● WRITTEN EXERCISE
Return the records, each one exactly as written.

● INPUT FOR THIS TASK

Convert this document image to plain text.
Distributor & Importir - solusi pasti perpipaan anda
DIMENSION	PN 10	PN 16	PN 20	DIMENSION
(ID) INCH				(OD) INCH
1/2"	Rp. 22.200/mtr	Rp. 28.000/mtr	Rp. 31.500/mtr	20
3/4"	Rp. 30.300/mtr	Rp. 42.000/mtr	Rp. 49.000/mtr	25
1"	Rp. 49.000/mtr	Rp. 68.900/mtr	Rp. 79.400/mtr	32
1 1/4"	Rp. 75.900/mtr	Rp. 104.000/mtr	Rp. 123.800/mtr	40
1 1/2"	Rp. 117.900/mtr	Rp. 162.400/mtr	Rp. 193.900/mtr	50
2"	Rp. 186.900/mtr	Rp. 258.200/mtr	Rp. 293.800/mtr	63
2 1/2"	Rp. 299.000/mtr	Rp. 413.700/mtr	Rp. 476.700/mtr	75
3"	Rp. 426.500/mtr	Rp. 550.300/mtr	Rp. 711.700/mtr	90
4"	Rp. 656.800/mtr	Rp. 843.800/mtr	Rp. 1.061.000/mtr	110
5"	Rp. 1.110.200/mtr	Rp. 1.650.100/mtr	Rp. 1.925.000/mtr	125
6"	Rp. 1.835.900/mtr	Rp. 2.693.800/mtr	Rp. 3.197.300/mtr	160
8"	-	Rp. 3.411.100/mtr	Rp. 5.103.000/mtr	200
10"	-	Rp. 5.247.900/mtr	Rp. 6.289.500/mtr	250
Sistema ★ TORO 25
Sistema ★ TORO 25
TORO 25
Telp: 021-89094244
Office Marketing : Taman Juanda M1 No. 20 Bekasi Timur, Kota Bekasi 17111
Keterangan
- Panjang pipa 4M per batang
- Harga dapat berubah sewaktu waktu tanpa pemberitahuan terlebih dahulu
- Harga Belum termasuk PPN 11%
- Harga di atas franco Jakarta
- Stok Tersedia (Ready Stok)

● OUTPUT BELOW
Convert this document image to plain text.
Distributor & Importir - solusi pasti perpipaan anda
DIMENSION	PN 10	PN 16	PN 20	DIMENSION
(ID) INCH				(OD) INCH
1/2"	Rp. 22.200/mtr	Rp. 28.000/mtr	Rp. 31.500/mtr	20
3/4"	Rp. 30.300/mtr	Rp. 42.000/mtr	Rp. 49.000/mtr	25
1"	Rp. 49.000/mtr	Rp. 68.900/mtr	Rp. 79.400/mtr	32
1 1/4"	Rp. 75.900/mtr	Rp. 104.000/mtr	Rp. 123.800/mtr	40
1 1/2"	Rp. 117.900/mtr	Rp. 162.400/mtr	Rp. 193.900/mtr	50
2"	Rp. 186.900/mtr	Rp. 258.200/mtr	Rp. 293.800/mtr	63
2 1/2"	Rp. 299.000/mtr	Rp. 413.700/mtr	Rp. 476.700/mtr	75
3"	Rp. 426.500/mtr	Rp. 550.300/mtr	Rp. 711.700/mtr	90
4"	Rp. 656.800/mtr	Rp. 843.800/mtr	Rp. 1.061.000/mtr	110
5"	Rp. 1.110.200/mtr	Rp. 1.650.100/mtr	Rp. 1.925.000/mtr	125
6"	Rp. 1.835.900/mtr	Rp. 2.693.800/mtr	Rp. 3.197.300/mtr	160
8"	-	Rp. 3.411.100/mtr	Rp. 5.103.000/mtr	200
10"	-	Rp. 5.247.900/mtr	Rp. 6.289.500/mtr	250
Sistema ★ TORO 25
Sistema ★ TORO 25
TORO 25
Telp: 021-89094244
Office Marketing : Taman Juanda M1 No. 20 Bekasi Timur, Kota Bekasi 17111
Keterangan
- Panjang pipa 4M per batang
- Harga dapat berubah sewaktu waktu tanpa pemberitahuan terlebih dahulu
- Harga Belum termasuk PPN 11%
- Harga di atas franco Jakarta
- Stok Tersedia (Ready Stok)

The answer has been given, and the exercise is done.